Please output, word for word, the part of the passage on Korean household debt that opens with the words containing "The phenomenon was" and closes with "of September 2020.".

Passage shown:

──────────

Customer seats are unoccupied at a commercial bank branch in Seoul on Dec. 23, as the bank temporarily suspended sale of most loan products for a week amid overheated lending balance. (Yonhap)


SEJONG -- The year of 2020 is expected to record as one of the few years, where a fever of buying apartments and stocks by taking out financial loans swept over the nation.

The phenomenon was triggered by skyrocketing real estate prices in the wake of a housing shortage and sharp rebound in the Kospi despite the still high infections of novel coronavirus.

Though the fourth-quarter data has yet to be compiled, the figure for the January-September of last year is suggesting that more and more Korean households were active in borrowing, which were mostly aimed at investments rather than raising money for living expenses.

According to the Bank of Korea, the outstanding household debt -- the total of financial loans plus credit card-based payment services extended to households -- came to an all-time high of 1,682.1 trillion won ($1.51 trillion) as of September 2020.

Given the figure of 1,166 trillion won as of September 2015, the outstanding debt held by the household sector surged 516.1 trillion won, or 44.2 percent, in only five years.
 

(Graphic by Kim Sun-young/The Korea Herald)


The total also posted an 18.5 percent climb during the term of the Moon Jae-in administration roughly, as the figure for September 2017 stayed at 1,419.1 trillion won. President Moon took office in May 2017.

As Moon had continued to pledge to stabilize the property market during the early stage of his tenure, a large portion of households were estimated to have delayed their plan to purchase homes.

But the apartment prices in Seoul and major cities grew 50-100 percent, sometimes more, in only two or three years, despite a series of “anti-speculation” measures from the government.

As a result, Koreans in 20s and 30s hurried to buy homes, taking out huge mortgages or as much credit-based loans and other forms of financing as possible. This was based on their sentiment that they might never be able to purchase an apartment if they wait any longer.

“Prices of some apartment complexes in Sejong climbed up to 100 percent in only a year (between 2019 and 2020),” said a resident in the administrative city in her 50s.

──────────

Given data:
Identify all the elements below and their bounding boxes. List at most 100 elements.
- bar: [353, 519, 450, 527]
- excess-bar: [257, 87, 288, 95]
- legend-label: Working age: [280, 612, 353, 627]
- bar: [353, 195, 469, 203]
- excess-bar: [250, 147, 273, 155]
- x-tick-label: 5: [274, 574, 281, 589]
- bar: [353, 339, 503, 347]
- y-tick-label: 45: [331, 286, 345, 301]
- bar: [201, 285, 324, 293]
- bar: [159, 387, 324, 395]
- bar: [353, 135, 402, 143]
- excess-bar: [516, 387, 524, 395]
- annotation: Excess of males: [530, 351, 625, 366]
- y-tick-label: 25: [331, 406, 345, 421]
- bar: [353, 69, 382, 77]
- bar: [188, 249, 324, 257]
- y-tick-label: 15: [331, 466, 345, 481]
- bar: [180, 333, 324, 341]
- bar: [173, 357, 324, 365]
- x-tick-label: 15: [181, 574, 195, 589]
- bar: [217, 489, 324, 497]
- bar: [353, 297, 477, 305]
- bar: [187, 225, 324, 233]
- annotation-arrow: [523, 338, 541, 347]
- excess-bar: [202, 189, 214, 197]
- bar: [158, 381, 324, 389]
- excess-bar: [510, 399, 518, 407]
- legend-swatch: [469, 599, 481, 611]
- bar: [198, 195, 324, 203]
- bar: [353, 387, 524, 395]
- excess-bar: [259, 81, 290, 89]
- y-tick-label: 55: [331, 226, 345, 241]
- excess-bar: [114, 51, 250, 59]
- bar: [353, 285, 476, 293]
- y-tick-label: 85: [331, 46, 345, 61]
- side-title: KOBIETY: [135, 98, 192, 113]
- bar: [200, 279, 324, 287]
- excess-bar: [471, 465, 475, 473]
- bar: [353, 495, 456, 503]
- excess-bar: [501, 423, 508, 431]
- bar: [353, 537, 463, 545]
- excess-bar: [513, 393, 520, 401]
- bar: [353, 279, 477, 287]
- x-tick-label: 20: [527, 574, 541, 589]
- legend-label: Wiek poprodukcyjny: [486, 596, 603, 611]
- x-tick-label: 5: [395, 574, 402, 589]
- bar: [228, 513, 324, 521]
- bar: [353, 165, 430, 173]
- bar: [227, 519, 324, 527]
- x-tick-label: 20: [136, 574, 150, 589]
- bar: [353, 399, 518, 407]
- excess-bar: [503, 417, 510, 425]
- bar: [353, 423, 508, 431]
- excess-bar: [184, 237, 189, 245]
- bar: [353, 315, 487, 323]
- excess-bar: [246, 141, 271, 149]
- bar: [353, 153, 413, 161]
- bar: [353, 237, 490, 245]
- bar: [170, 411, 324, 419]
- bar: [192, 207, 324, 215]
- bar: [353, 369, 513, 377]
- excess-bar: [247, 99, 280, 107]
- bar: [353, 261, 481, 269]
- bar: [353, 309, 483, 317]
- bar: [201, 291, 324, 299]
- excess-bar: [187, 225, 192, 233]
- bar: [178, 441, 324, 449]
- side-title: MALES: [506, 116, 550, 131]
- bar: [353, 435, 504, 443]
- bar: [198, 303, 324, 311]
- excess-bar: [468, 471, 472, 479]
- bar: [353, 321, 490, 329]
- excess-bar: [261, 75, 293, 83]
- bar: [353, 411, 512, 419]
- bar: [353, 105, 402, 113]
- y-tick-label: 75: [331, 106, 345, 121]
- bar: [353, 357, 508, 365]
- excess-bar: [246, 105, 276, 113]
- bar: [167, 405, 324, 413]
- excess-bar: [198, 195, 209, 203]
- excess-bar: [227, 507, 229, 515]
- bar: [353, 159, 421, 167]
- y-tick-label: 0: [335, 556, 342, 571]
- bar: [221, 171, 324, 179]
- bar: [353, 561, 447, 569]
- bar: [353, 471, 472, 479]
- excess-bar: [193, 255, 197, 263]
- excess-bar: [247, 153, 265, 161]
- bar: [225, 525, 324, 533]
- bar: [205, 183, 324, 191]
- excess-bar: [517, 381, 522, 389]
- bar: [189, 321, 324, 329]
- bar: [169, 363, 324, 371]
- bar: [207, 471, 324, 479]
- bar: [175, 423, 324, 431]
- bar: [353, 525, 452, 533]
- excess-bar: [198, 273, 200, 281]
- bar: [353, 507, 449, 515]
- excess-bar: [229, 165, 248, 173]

──────────

Task output:
The phenomenon was triggered by skyrocketing real estate prices in the wake of a housing shortage and sharp rebound in the Kospi despite the still high infections of novel coronavirus.

Though the fourth-quarter data has yet to be compiled, the figure for the January-September of last year is suggesting that more and more Korean households were active in borrowing, which were mostly aimed at investments rather than raising money for living expenses.

According to the Bank of Korea, the outstanding household debt -- the total of financial loans plus credit card-based payment services extended to households -- came to an all-time high of 1,682.1 trillion won ($1.51 trillion) as of September 2020.